[Element location listings]

::::::::

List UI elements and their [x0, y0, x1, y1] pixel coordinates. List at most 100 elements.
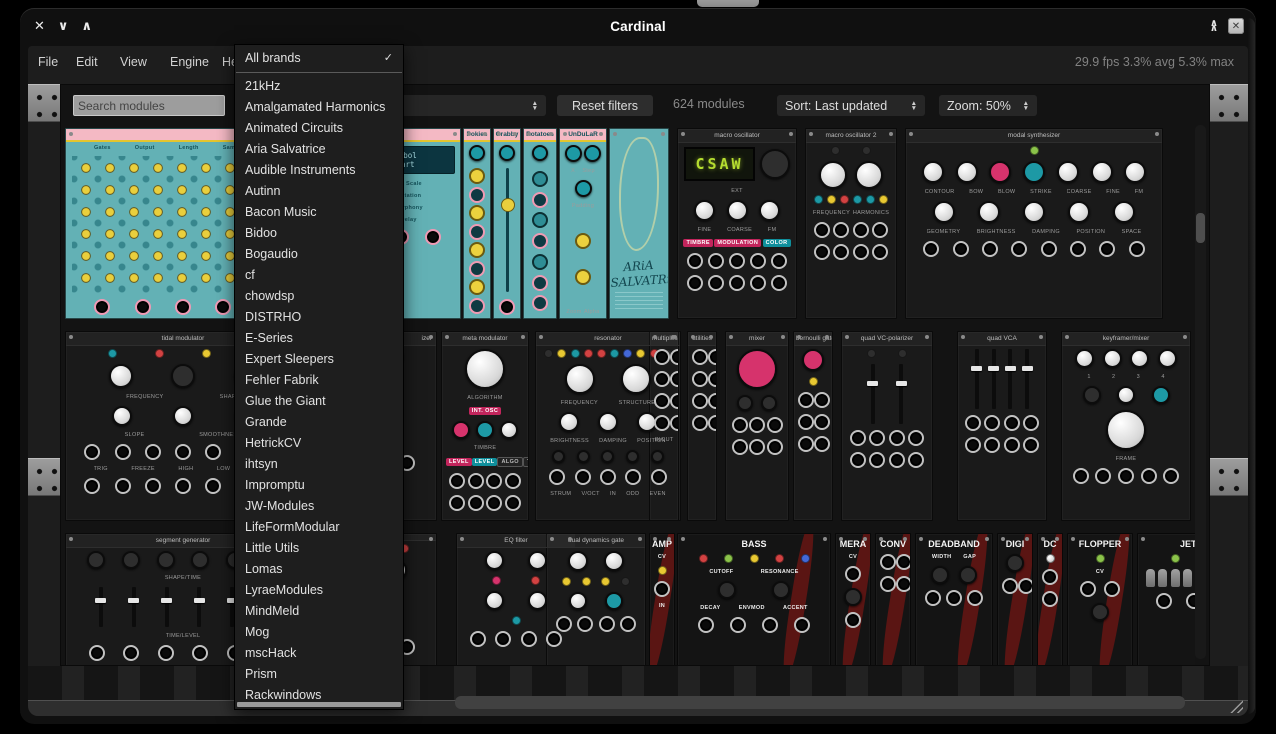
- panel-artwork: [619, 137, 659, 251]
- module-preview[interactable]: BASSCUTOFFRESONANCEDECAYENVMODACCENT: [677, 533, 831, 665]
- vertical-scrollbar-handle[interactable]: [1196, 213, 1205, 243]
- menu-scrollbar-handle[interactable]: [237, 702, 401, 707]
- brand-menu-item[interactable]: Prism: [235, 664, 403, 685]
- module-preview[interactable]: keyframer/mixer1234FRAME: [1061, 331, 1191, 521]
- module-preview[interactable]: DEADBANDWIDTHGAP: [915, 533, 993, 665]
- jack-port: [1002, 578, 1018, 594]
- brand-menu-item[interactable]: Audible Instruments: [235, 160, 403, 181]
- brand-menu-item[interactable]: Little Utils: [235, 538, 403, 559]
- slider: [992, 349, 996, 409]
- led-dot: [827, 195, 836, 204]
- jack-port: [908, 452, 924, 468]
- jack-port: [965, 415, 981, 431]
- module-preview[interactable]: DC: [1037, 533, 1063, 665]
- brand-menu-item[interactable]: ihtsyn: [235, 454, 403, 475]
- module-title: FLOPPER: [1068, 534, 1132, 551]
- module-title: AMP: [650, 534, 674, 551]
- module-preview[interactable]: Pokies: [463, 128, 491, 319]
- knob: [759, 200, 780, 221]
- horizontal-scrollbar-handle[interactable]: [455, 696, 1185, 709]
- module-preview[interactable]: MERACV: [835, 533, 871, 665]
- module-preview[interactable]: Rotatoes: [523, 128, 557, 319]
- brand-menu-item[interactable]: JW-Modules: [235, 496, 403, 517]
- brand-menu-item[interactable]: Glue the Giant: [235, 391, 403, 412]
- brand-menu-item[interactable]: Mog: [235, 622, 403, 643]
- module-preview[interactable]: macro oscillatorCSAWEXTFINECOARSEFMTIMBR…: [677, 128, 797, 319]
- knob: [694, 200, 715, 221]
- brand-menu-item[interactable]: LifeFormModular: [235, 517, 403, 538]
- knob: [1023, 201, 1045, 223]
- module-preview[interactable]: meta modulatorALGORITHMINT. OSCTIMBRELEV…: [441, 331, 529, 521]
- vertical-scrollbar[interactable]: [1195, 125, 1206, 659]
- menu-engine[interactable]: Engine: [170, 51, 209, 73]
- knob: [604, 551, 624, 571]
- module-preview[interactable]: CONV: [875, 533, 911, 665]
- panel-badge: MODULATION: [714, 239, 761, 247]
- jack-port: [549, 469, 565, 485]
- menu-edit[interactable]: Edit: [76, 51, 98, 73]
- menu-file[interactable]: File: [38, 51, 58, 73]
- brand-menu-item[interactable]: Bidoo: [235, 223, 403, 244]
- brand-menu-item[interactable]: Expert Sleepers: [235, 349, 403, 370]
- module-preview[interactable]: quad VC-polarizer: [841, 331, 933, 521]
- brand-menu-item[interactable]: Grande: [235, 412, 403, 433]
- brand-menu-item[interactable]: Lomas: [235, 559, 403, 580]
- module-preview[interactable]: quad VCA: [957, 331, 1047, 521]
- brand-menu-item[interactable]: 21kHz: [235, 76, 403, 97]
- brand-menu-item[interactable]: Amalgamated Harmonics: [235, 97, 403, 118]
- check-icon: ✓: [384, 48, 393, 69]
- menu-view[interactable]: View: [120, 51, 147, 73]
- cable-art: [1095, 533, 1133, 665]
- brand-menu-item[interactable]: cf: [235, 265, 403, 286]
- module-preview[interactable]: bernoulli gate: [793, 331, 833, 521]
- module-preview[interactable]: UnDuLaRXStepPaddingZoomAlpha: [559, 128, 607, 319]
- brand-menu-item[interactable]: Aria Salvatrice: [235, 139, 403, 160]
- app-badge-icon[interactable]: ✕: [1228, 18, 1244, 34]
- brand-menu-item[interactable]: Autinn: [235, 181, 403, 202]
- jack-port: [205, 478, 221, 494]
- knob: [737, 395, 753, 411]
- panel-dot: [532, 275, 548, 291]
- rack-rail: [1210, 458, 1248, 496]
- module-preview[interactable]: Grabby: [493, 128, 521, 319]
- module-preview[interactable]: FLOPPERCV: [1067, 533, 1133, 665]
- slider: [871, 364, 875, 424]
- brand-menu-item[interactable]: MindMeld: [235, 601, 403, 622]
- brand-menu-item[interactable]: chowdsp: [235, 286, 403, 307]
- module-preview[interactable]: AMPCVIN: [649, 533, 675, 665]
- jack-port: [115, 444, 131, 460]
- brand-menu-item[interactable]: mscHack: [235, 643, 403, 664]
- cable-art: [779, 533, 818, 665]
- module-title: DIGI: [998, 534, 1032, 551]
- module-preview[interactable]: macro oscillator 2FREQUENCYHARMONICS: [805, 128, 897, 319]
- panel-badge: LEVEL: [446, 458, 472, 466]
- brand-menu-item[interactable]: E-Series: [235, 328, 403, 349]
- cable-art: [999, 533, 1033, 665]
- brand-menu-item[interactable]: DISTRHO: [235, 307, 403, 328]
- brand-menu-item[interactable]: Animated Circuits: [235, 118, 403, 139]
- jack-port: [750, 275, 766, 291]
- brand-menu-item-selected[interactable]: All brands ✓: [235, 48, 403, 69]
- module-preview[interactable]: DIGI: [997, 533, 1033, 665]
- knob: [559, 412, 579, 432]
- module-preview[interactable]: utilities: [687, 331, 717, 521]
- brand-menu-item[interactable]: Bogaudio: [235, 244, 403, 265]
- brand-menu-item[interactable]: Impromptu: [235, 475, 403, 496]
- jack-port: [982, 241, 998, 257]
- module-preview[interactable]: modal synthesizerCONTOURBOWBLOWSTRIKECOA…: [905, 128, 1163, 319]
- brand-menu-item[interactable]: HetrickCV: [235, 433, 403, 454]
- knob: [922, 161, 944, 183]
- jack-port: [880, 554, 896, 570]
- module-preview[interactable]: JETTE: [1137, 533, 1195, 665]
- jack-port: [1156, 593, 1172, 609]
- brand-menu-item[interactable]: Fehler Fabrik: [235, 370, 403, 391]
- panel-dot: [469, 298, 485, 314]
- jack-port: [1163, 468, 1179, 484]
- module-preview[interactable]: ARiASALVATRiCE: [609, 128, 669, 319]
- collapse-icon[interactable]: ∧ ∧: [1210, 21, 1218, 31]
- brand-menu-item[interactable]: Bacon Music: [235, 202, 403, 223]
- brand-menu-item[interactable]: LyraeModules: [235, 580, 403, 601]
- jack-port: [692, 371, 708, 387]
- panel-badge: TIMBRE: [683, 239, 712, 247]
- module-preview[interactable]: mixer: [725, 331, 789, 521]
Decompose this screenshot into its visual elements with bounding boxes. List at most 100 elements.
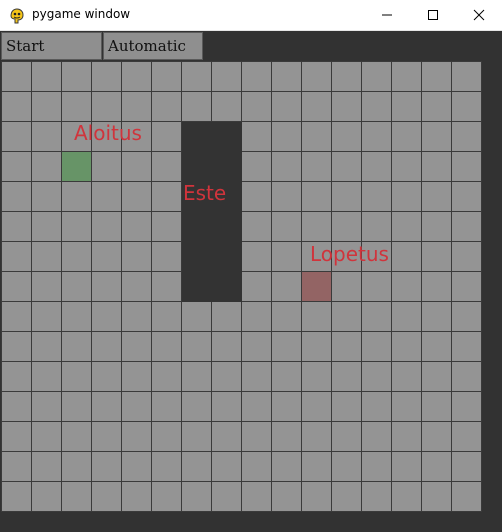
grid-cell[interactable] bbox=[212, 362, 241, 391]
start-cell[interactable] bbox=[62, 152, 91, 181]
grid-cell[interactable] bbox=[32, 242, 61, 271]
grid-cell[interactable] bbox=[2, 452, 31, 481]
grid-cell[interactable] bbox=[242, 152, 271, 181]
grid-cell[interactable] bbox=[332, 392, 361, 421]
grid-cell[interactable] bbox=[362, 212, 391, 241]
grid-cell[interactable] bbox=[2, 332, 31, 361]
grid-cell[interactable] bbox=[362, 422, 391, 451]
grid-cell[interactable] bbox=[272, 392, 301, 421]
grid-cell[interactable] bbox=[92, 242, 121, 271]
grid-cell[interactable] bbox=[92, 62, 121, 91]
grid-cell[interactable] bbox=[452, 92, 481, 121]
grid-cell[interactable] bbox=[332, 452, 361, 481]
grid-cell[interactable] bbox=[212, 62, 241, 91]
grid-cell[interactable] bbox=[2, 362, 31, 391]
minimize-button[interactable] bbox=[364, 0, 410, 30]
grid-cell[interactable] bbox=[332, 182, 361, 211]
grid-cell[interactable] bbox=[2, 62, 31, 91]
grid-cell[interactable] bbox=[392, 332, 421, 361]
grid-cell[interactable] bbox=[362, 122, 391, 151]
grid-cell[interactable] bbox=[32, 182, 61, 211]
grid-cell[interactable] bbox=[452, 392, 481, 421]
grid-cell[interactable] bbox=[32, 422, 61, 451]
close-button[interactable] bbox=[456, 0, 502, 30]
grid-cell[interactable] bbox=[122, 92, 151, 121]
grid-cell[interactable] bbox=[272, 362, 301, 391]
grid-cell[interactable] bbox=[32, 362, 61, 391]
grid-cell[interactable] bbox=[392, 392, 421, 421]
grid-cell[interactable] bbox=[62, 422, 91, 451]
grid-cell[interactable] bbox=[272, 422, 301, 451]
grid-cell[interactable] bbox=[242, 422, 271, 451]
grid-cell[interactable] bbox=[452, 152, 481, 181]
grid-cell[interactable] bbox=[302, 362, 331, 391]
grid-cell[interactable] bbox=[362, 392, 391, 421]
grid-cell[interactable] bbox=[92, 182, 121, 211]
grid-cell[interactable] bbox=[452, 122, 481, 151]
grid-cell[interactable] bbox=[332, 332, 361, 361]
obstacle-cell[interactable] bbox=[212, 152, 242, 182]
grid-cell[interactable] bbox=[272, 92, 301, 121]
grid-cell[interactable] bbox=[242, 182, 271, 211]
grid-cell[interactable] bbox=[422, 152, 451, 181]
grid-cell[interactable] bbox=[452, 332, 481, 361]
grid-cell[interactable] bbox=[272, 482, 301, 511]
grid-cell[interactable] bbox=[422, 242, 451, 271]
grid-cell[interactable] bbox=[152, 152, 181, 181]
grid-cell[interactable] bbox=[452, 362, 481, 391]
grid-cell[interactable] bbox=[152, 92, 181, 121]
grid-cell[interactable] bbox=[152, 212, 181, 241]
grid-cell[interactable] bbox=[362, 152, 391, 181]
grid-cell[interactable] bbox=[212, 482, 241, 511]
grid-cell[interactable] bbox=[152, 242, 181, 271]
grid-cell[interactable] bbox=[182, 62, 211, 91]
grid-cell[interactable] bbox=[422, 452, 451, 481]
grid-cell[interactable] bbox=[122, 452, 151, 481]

::::::::

» **Goal of the exercise**:
Please copy the stretch of items above from the line containing "grid-cell[interactable] bbox=[212, 362, 241, 391]" through the line containing "grid-cell[interactable] bbox=[2, 362, 31, 391]", both lines included, reproducing every line without changes.

» **The solution**:
grid-cell[interactable] bbox=[212, 362, 241, 391]
start-cell[interactable] bbox=[62, 152, 91, 181]
grid-cell[interactable] bbox=[32, 242, 61, 271]
grid-cell[interactable] bbox=[2, 452, 31, 481]
grid-cell[interactable] bbox=[242, 152, 271, 181]
grid-cell[interactable] bbox=[332, 392, 361, 421]
grid-cell[interactable] bbox=[362, 212, 391, 241]
grid-cell[interactable] bbox=[2, 332, 31, 361]
grid-cell[interactable] bbox=[362, 422, 391, 451]
grid-cell[interactable] bbox=[272, 392, 301, 421]
grid-cell[interactable] bbox=[92, 242, 121, 271]
grid-cell[interactable] bbox=[92, 62, 121, 91]
grid-cell[interactable] bbox=[452, 92, 481, 121]
grid-cell[interactable] bbox=[332, 452, 361, 481]
grid-cell[interactable] bbox=[212, 62, 241, 91]
grid-cell[interactable] bbox=[2, 362, 31, 391]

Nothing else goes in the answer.